--- start Records for processing ---

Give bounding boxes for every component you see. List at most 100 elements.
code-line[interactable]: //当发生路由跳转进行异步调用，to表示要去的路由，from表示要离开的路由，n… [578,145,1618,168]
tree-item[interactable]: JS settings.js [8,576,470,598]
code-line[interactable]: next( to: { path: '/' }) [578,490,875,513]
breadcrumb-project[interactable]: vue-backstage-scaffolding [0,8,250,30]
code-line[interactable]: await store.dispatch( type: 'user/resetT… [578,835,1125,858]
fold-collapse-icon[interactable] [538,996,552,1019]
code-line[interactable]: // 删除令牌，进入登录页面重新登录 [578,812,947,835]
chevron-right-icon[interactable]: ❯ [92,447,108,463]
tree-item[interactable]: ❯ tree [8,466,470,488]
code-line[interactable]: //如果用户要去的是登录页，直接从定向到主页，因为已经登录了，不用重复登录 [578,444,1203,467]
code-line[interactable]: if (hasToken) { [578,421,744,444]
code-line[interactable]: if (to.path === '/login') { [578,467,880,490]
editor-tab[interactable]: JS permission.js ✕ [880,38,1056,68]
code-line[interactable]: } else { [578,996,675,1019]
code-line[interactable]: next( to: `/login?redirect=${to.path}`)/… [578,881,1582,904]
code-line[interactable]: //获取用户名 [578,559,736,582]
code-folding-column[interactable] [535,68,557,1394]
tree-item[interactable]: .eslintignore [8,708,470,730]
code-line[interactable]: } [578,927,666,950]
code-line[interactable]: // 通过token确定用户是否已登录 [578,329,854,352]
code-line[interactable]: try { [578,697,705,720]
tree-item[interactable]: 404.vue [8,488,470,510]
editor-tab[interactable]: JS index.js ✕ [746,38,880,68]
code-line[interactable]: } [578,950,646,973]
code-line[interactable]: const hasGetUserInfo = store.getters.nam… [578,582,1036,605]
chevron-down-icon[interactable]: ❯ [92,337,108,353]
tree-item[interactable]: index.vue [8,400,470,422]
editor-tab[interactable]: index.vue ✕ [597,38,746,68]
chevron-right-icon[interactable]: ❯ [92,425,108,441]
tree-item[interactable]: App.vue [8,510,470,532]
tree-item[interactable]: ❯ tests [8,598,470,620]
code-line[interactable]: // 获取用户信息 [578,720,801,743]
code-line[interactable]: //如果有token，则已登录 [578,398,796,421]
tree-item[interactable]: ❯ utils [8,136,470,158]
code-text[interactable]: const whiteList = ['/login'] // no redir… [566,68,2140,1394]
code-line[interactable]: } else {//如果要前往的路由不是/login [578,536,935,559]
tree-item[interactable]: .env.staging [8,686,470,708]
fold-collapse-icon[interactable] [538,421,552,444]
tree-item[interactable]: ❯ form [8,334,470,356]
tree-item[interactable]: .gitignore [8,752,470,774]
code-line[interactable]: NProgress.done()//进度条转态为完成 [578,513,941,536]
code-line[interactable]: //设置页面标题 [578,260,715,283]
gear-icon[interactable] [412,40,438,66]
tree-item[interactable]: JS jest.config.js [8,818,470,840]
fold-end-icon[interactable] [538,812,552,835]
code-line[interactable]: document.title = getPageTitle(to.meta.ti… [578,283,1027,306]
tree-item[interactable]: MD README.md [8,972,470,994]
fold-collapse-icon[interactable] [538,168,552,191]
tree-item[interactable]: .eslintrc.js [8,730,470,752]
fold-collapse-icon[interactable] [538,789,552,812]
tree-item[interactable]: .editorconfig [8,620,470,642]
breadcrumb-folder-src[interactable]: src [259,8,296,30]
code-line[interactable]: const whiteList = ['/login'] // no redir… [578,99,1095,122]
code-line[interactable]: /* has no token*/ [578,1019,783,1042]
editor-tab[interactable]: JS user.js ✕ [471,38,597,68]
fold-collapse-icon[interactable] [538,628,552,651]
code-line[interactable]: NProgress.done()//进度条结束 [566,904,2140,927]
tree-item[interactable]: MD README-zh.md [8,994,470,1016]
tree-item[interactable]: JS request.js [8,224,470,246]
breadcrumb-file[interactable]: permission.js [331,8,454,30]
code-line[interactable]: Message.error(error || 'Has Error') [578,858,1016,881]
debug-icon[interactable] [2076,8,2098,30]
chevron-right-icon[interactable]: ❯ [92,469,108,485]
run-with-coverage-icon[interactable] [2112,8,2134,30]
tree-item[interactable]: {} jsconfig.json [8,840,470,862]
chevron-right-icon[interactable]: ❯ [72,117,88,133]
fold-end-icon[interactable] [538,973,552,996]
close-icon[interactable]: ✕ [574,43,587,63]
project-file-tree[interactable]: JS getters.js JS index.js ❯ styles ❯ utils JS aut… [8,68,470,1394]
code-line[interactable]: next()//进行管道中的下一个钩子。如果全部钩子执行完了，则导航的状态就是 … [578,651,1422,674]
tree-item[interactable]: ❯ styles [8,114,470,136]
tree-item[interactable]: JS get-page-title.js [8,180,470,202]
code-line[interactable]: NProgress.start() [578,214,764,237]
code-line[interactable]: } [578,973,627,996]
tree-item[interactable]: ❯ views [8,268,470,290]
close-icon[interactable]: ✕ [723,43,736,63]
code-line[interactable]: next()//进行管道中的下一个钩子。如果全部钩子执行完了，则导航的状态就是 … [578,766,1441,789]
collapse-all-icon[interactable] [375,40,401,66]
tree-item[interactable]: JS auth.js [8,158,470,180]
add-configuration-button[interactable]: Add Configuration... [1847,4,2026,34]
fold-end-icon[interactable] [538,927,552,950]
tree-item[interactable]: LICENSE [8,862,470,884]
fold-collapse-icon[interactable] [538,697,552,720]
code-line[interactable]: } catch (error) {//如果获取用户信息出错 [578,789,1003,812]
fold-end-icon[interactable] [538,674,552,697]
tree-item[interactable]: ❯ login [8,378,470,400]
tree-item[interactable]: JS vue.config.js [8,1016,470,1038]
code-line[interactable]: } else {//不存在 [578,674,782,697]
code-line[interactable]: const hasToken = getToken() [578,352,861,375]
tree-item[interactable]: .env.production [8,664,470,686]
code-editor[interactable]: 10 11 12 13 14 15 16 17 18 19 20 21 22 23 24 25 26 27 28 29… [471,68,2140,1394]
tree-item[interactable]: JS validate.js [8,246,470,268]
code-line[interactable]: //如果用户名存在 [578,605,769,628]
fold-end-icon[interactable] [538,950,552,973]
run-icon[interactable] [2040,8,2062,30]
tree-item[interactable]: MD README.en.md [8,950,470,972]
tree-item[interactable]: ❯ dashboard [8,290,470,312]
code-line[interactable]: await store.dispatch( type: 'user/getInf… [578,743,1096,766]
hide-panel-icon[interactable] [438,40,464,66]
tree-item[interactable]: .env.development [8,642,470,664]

--- end Records for processing ---

### Exercise description
Output every line from the items above as a numbered list, skipping any blank lines.

### Final result
1. Give bounding boxes for every component you see. List at most 100 elements.
2. code-line[interactable]: //当发生路由跳转进行异步调用，to表示要去的路由，from表示要离开的路由，n… [578,145,1618,168]
3. tree-item[interactable]: JS settings.js [8,576,470,598]
4. code-line[interactable]: next( to: { path: '/' }) [578,490,875,513]
5. breadcrumb-project[interactable]: vue-backstage-scaffolding [0,8,250,30]
6. code-line[interactable]: await store.dispatch( type: 'user/resetT… [578,835,1125,858]
7. fold-collapse-icon[interactable] [538,996,552,1019]
8. code-line[interactable]: // 删除令牌，进入登录页面重新登录 [578,812,947,835]
9. chevron-right-icon[interactable]: ❯ [92,447,108,463]
10. tree-item[interactable]: ❯ tree [8,466,470,488]
11. code-line[interactable]: //如果用户要去的是登录页，直接从定向到主页，因为已经登录了，不用重复登录 [578,444,1203,467]
12. code-line[interactable]: if (hasToken) { [578,421,744,444]
13. code-line[interactable]: if (to.path === '/login') { [578,467,880,490]
14. editor-tab[interactable]: JS permission.js ✕ [880,38,1056,68]
15. code-line[interactable]: } else { [578,996,675,1019]
16. code-line[interactable]: next( to: `/login?redirect=${to.path}`)/… [578,881,1582,904]
17. code-line[interactable]: //获取用户名 [578,559,736,582]
18. code-folding-column[interactable] [535,68,557,1394]
19. tree-item[interactable]: .eslintignore [8,708,470,730]
20. code-line[interactable]: } [578,927,666,950]
21. code-line[interactable]: // 通过token确定用户是否已登录 [578,329,854,352]
22. code-line[interactable]: try { [578,697,705,720]
23. tree-item[interactable]: 404.vue [8,488,470,510]
24. editor-tab[interactable]: JS index.js ✕ [746,38,880,68]
25. code-line[interactable]: } [578,950,646,973]
26. code-line[interactable]: const hasGetUserInfo = store.getters.nam… [578,582,1036,605]
27. chevron-down-icon[interactable]: ❯ [92,337,108,353]
28. tree-item[interactable]: index.vue [8,400,470,422]
29. editor-tab[interactable]: index.vue ✕ [597,38,746,68]
30. chevron-right-icon[interactable]: ❯ [92,425,108,441]
31. tree-item[interactable]: App.vue [8,510,470,532]
32. tree-item[interactable]: ❯ tests [8,598,470,620]
33. code-line[interactable]: // 获取用户信息 [578,720,801,743]
34. code-line[interactable]: //如果有token，则已登录 [578,398,796,421]
35. tree-item[interactable]: ❯ utils [8,136,470,158]
36. code-text[interactable]: const whiteList = ['/login'] // no redir… [566,68,2140,1394]
37. code-line[interactable]: } else {//如果要前往的路由不是/login [578,536,935,559]
38. tree-item[interactable]: .env.staging [8,686,470,708]
39. fold-collapse-icon[interactable] [538,421,552,444]
40. tree-item[interactable]: ❯ form [8,334,470,356]
41. tree-item[interactable]: .gitignore [8,752,470,774]
42. code-line[interactable]: NProgress.done()//进度条转态为完成 [578,513,941,536]
43. code-line[interactable]: //设置页面标题 [578,260,715,283]
44. gear-icon[interactable] [412,40,438,66]
45. tree-item[interactable]: JS jest.config.js [8,818,470,840]
46. fold-end-icon[interactable] [538,812,552,835]
47. code-line[interactable]: document.title = getPageTitle(to.meta.ti… [578,283,1027,306]
48. tree-item[interactable]: MD README.md [8,972,470,994]
49. fold-collapse-icon[interactable] [538,168,552,191]
50. tree-item[interactable]: .eslintrc.js [8,730,470,752]
51. fold-collapse-icon[interactable] [538,789,552,812]
52. tree-item[interactable]: .editorconfig [8,620,470,642]
53. breadcrumb-folder-src[interactable]: src [259,8,296,30]
54. code-line[interactable]: const whiteList = ['/login'] // no redir… [578,99,1095,122]
55. code-line[interactable]: /* has no token*/ [578,1019,783,1042]
56. editor-tab[interactable]: JS user.js ✕ [471,38,597,68]
57. fold-collapse-icon[interactable] [538,628,552,651]
58. code-line[interactable]: NProgress.done()//进度条结束 [566,904,2140,927]
59. tree-item[interactable]: MD README-zh.md [8,994,470,1016]
60. tree-item[interactable]: JS request.js [8,224,470,246]
61. breadcrumb-file[interactable]: permission.js [331,8,454,30]
62. code-line[interactable]: Message.error(error || 'Has Error') [578,858,1016,881]
63. debug-icon[interactable] [2076,8,2098,30]
64. chevron-right-icon[interactable]: ❯ [92,469,108,485]
65. run-with-coverage-icon[interactable] [2112,8,2134,30]
66. tree-item[interactable]: {} jsconfig.json [8,840,470,862]
67. chevron-right-icon[interactable]: ❯ [72,117,88,133]
68. fold-end-icon[interactable] [538,973,552,996]
69. close-icon[interactable]: ✕ [574,43,587,63]
70. project-file-tree[interactable]: JS getters.js JS index.js ❯ styles ❯ utils JS aut… [8,68,470,1394]
71. code-line[interactable]: next()//进行管道中的下一个钩子。如果全部钩子执行完了，则导航的状态就是 … [578,651,1422,674]
72. tree-item[interactable]: ❯ styles [8,114,470,136]
73. tree-item[interactable]: JS get-page-title.js [8,180,470,202]
74. code-line[interactable]: NProgress.start() [578,214,764,237]
75. code-line[interactable]: } [578,973,627,996]
76. tree-item[interactable]: ❯ views [8,268,470,290]
77. close-icon[interactable]: ✕ [723,43,736,63]
78. code-line[interactable]: next()//进行管道中的下一个钩子。如果全部钩子执行完了，则导航的状态就是 … [578,766,1441,789]
79. collapse-all-icon[interactable] [375,40,401,66]
80. tree-item[interactable]: JS auth.js [8,158,470,180]
81. add-configuration-button[interactable]: Add Configuration... [1847,4,2026,34]
82. fold-end-icon[interactable] [538,927,552,950]
83. tree-item[interactable]: LICENSE [8,862,470,884]
84. fold-collapse-icon[interactable] [538,697,552,720]
85. code-line[interactable]: } catch (error) {//如果获取用户信息出错 [578,789,1003,812]
86. fold-end-icon[interactable] [538,674,552,697]
87. tree-item[interactable]: ❯ login [8,378,470,400]
88. tree-item[interactable]: JS vue.config.js [8,1016,470,1038]
89. code-line[interactable]: } else {//不存在 [578,674,782,697]
90. code-line[interactable]: const hasToken = getToken() [578,352,861,375]
91. tree-item[interactable]: .env.production [8,664,470,686]
92. code-editor[interactable]: 10 11 12 13 14 15 16 17 18 19 20 21 22 23 24 25 26 27 28 29… [471,68,2140,1394]
93. tree-item[interactable]: JS validate.js [8,246,470,268]
94. code-line[interactable]: //如果用户名存在 [578,605,769,628]
95. fold-end-icon[interactable] [538,950,552,973]
96. run-icon[interactable] [2040,8,2062,30]
97. tree-item[interactable]: MD README.en.md [8,950,470,972]
98. tree-item[interactable]: ❯ dashboard [8,290,470,312]
99. code-line[interactable]: await store.dispatch( type: 'user/getInf… [578,743,1096,766]
100. hide-panel-icon[interactable] [438,40,464,66]
101. tree-item[interactable]: .env.development [8,642,470,664]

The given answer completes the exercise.